===== RECORD LIST =====

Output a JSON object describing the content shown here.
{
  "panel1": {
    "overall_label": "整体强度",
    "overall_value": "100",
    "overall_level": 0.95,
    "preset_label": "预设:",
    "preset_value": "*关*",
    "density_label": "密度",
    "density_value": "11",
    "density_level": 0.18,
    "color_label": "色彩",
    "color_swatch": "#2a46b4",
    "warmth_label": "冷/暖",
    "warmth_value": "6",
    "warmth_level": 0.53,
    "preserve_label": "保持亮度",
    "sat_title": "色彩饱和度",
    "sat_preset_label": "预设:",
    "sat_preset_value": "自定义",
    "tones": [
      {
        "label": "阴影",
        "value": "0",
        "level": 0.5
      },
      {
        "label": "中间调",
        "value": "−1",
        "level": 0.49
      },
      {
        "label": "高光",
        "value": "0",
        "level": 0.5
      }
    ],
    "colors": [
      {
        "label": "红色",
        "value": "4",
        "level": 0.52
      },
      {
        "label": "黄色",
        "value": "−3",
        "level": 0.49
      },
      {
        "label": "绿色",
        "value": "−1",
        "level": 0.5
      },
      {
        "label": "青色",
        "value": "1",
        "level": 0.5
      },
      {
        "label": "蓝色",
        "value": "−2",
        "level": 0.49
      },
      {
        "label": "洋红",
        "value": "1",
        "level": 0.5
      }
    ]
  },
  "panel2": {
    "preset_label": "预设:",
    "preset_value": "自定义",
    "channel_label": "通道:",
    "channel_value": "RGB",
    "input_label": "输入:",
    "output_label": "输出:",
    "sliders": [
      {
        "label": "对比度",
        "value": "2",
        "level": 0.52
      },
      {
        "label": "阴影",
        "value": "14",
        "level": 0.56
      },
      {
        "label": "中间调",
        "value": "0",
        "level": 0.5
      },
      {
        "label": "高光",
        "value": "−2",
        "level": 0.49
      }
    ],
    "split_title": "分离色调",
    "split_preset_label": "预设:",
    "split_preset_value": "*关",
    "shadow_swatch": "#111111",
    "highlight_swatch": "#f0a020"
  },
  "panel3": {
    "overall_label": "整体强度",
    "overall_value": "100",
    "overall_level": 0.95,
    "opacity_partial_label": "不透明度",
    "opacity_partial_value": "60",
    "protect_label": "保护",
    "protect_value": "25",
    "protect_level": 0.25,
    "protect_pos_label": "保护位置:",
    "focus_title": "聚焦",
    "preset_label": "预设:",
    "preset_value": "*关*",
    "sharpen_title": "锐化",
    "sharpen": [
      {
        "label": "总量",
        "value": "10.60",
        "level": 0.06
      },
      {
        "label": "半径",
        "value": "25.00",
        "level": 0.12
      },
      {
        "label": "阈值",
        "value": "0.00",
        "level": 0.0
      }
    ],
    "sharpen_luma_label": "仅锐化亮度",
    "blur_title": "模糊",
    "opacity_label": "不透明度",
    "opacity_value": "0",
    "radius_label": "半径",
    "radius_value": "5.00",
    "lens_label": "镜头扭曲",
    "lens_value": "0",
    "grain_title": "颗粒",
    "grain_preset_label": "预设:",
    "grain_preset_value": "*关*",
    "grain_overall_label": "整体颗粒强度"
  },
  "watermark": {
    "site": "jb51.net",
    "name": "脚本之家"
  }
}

=====

Return every line in the listing that contains the word "不透明度".

    "opacity_partial_label": "不透明度",
    "opacity_label": "不透明度",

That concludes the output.